— start of INFORMATION SHOWN —

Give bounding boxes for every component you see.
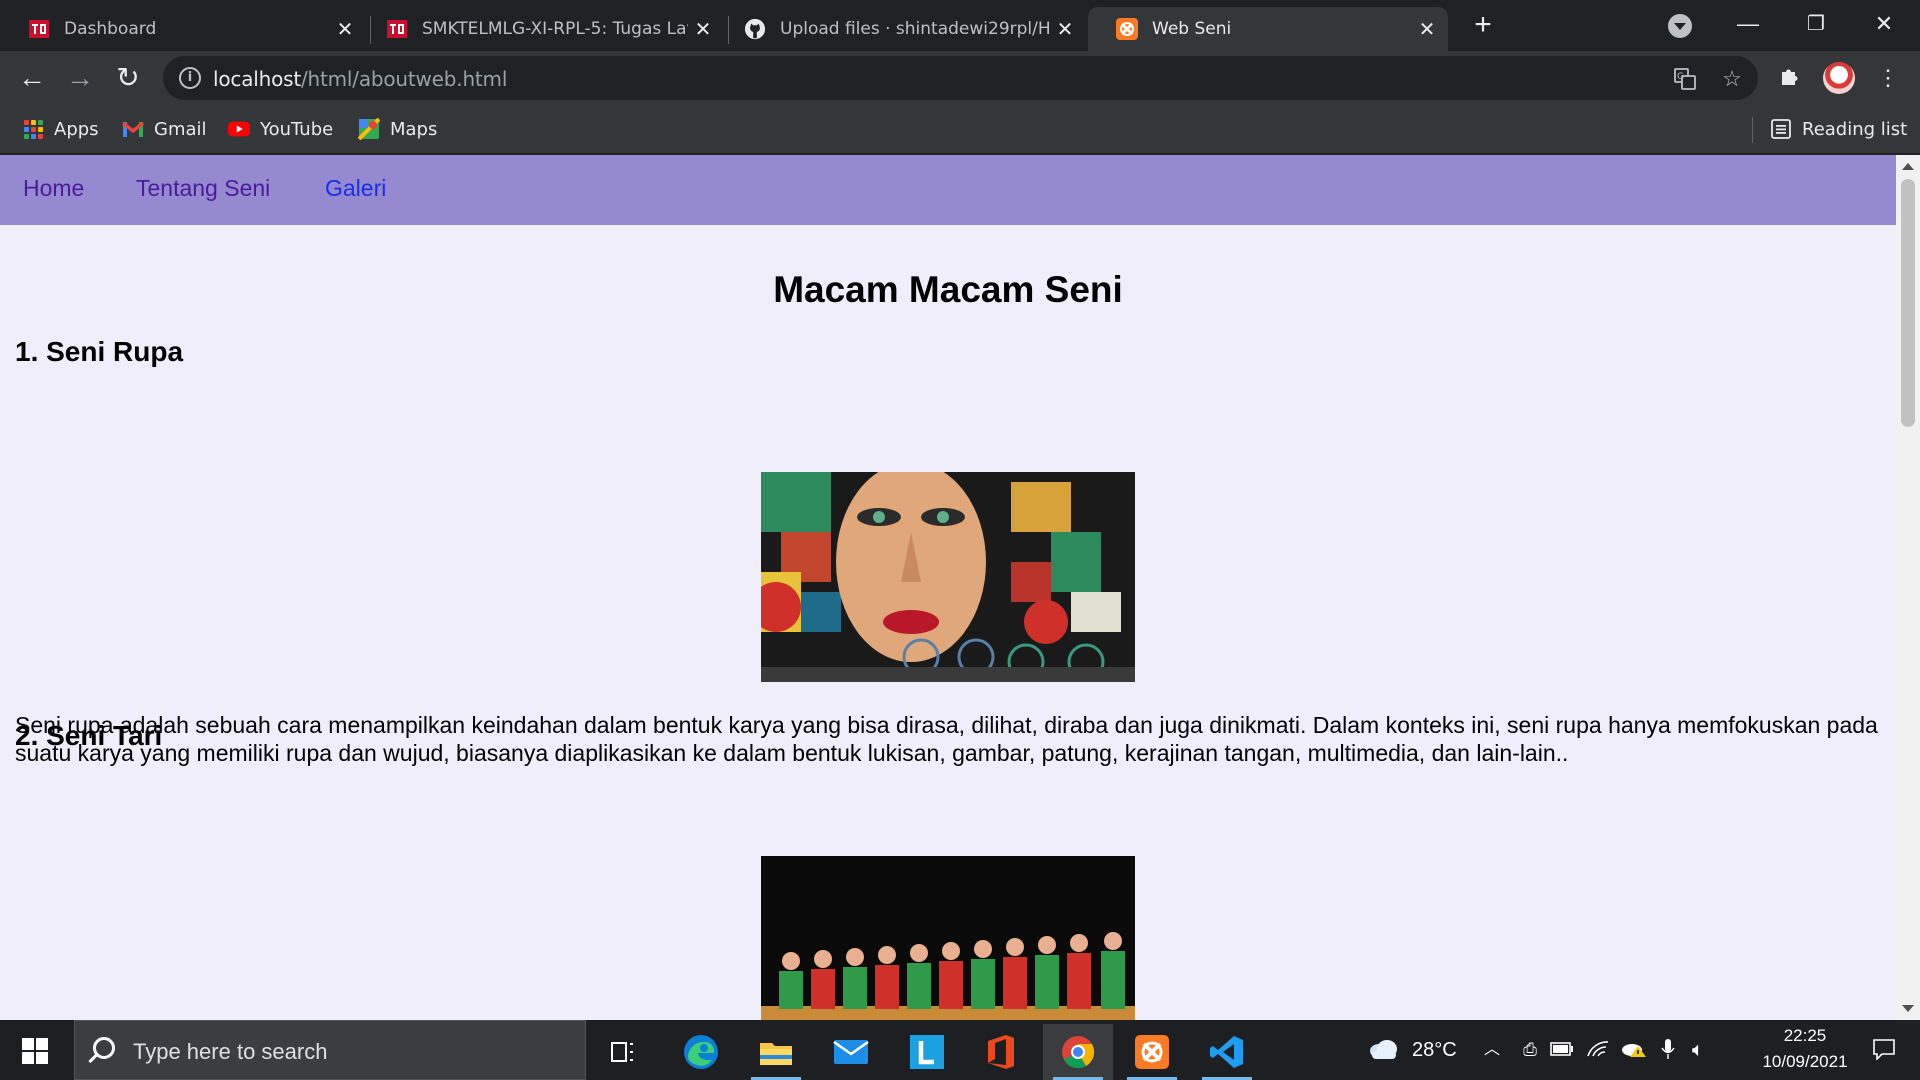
forward-button[interactable]: → <box>62 60 98 96</box>
windows-taskbar: Type here to search 28°C ︿ ⎙ 🔈︎ 22:25 10… <box>0 1020 1920 1080</box>
task-view-icon[interactable] <box>589 1024 659 1080</box>
telkom-school-logo-icon <box>386 18 408 40</box>
apps-grid-icon <box>22 118 44 140</box>
nav-link-galeri[interactable]: Galeri <box>325 175 386 202</box>
reading-list-icon <box>1770 118 1792 140</box>
windows-start-button[interactable] <box>22 1038 48 1064</box>
maps-icon <box>358 118 380 140</box>
page-title: Macam Macam Seni <box>773 269 1123 310</box>
notifications-icon[interactable] <box>1872 1038 1896 1062</box>
dancers-image <box>761 856 1135 1020</box>
reload-button[interactable]: ↻ <box>110 60 146 96</box>
microphone-icon[interactable] <box>1656 1038 1680 1062</box>
address-bar[interactable]: i localhost/html/aboutweb.html G ☆ <box>163 56 1758 100</box>
chevron-up-icon[interactable]: ︿ <box>1480 1038 1504 1062</box>
url-text[interactable]: localhost/html/aboutweb.html <box>213 67 507 91</box>
clock-date[interactable]: 10/09/2021 <box>1736 1052 1874 1072</box>
office-icon[interactable] <box>966 1024 1036 1080</box>
file-explorer-icon[interactable] <box>741 1024 811 1080</box>
reading-list-label: Reading list <box>1802 118 1908 140</box>
restore-button[interactable]: ❐ <box>1786 6 1846 42</box>
tab-title: Upload files · shintadewi29rpl/HT <box>780 19 1050 39</box>
bookmark-apps[interactable]: Apps <box>22 115 99 143</box>
minimize-button[interactable]: — <box>1718 6 1778 42</box>
url-path: /html/aboutweb.html <box>300 67 508 91</box>
translate-icon[interactable]: G <box>1673 67 1697 91</box>
bookmarks-bar: Apps Gmail YouTube Maps Reading list <box>0 105 1920 154</box>
bookmark-youtube[interactable]: YouTube <box>228 115 333 143</box>
bookmark-star-icon[interactable]: ☆ <box>1720 67 1744 91</box>
bookmark-label: Apps <box>54 118 99 140</box>
vscode-icon[interactable] <box>1192 1024 1262 1080</box>
clock-time[interactable]: 22:25 <box>1760 1026 1850 1046</box>
l-app-icon[interactable] <box>892 1024 962 1080</box>
profile-avatar[interactable] <box>1823 62 1855 94</box>
close-window-button[interactable]: ✕ <box>1854 6 1914 42</box>
close-icon[interactable]: ✕ <box>1050 17 1080 41</box>
tab-title: Web Seni <box>1152 19 1232 39</box>
extensions-puzzle-icon[interactable] <box>1776 64 1804 92</box>
onedrive-warning-icon[interactable] <box>1620 1038 1646 1062</box>
site-navbar: Home Tentang Seni Galeri <box>0 155 1896 225</box>
browser-toolbar: ← → ↻ i localhost/html/aboutweb.html G ☆… <box>0 51 1920 105</box>
nav-link-home[interactable]: Home <box>23 175 84 202</box>
bookmark-maps[interactable]: Maps <box>358 115 437 143</box>
page-viewport: Home Tentang Seni Galeri Macam Macam Sen… <box>0 155 1896 1020</box>
search-placeholder: Type here to search <box>133 1039 328 1064</box>
tab-title: SMKTELMLG-XI-RPL-5: Tugas Lay <box>422 19 688 39</box>
mural-image <box>761 472 1135 682</box>
reading-list-button[interactable]: Reading list <box>1770 115 1907 143</box>
tab-web-seni[interactable]: Web Seni ✕ <box>1088 7 1448 51</box>
taskbar-search-box[interactable]: Type here to search <box>74 1020 586 1080</box>
tab-search-button[interactable] <box>1668 14 1692 38</box>
tab-strip: Dashboard ✕ SMKTELMLG-XI-RPL-5: Tugas La… <box>0 0 1920 51</box>
weather-temperature[interactable]: 28°C <box>1412 1039 1457 1062</box>
bookmark-label: YouTube <box>260 118 334 140</box>
speaker-volume-icon[interactable]: 🔈︎ <box>1686 1038 1710 1062</box>
weather-cloud-icon[interactable] <box>1366 1038 1400 1062</box>
xampp-icon[interactable] <box>1117 1024 1187 1080</box>
back-button[interactable]: ← <box>14 60 50 96</box>
scroll-up-arrow[interactable] <box>1902 163 1914 170</box>
gmail-icon <box>122 118 144 140</box>
nav-link-tentang-seni[interactable]: Tentang Seni <box>136 175 270 202</box>
scroll-down-arrow[interactable] <box>1902 1005 1914 1012</box>
search-icon <box>93 1037 115 1059</box>
close-icon[interactable]: ✕ <box>688 17 718 41</box>
menu-kebab-icon[interactable]: ⋮ <box>1874 64 1902 92</box>
github-logo-icon <box>744 18 766 40</box>
tab-github-upload[interactable]: Upload files · shintadewi29rpl/HT ✕ <box>716 7 1086 51</box>
battery-icon[interactable] <box>1550 1038 1574 1062</box>
bookmark-gmail[interactable]: Gmail <box>122 115 207 143</box>
chrome-icon[interactable] <box>1043 1024 1113 1080</box>
tab-dashboard[interactable]: Dashboard ✕ <box>0 7 366 51</box>
bookmark-label: Maps <box>390 118 438 140</box>
svg-text:G: G <box>1677 72 1684 82</box>
edge-icon[interactable] <box>666 1024 736 1080</box>
new-tab-button[interactable]: + <box>1465 8 1501 44</box>
url-host: localhost <box>213 67 301 91</box>
bookmarks-divider <box>1752 117 1753 143</box>
site-info-icon[interactable]: i <box>179 67 201 89</box>
meet-now-icon[interactable]: ⎙ <box>1518 1038 1542 1062</box>
scrollbar-thumb[interactable] <box>1901 179 1915 427</box>
telkom-school-logo-icon <box>28 18 50 40</box>
tab-smktelmlg[interactable]: SMKTELMLG-XI-RPL-5: Tugas Lay ✕ <box>358 7 724 51</box>
close-icon[interactable]: ✕ <box>1412 17 1442 41</box>
mail-icon[interactable] <box>816 1024 886 1080</box>
youtube-icon <box>228 118 250 140</box>
section-heading-seni-tari: 2. Seni Tari <box>15 720 163 751</box>
bookmark-label: Gmail <box>154 118 207 140</box>
page-scrollbar[interactable] <box>1896 155 1920 1020</box>
close-icon[interactable]: ✕ <box>330 17 360 41</box>
section-text-seni-rupa: Seni rupa adalah sebuah cara menampilkan… <box>15 712 1878 766</box>
xampp-logo-icon <box>1116 18 1138 40</box>
wifi-icon[interactable] <box>1586 1038 1610 1062</box>
tab-title: Dashboard <box>64 19 157 39</box>
section-heading-seni-rupa: 1. Seni Rupa <box>15 336 184 367</box>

— end of INFORMATION SHOWN —

THE PROBLEM » Write out the items above exactly as they appear, from the line containing "forward-button[interactable]: → <box>62" through the line containing "reading-list-icon <box>1770 118", inclusive.

RESPONSE TO THIS EXERCISE »
forward-button[interactable]: → <box>62 60 98 96</box>
windows-taskbar: Type here to search 28°C ︿ ⎙ 🔈︎ 22:25 10… <box>0 1020 1920 1080</box>
task-view-icon[interactable] <box>589 1024 659 1080</box>
telkom-school-logo-icon <box>386 18 408 40</box>
apps-grid-icon <box>22 118 44 140</box>
nav-link-galeri[interactable]: Galeri <box>325 175 386 202</box>
reading-list-icon <box>1770 118 1792 140</box>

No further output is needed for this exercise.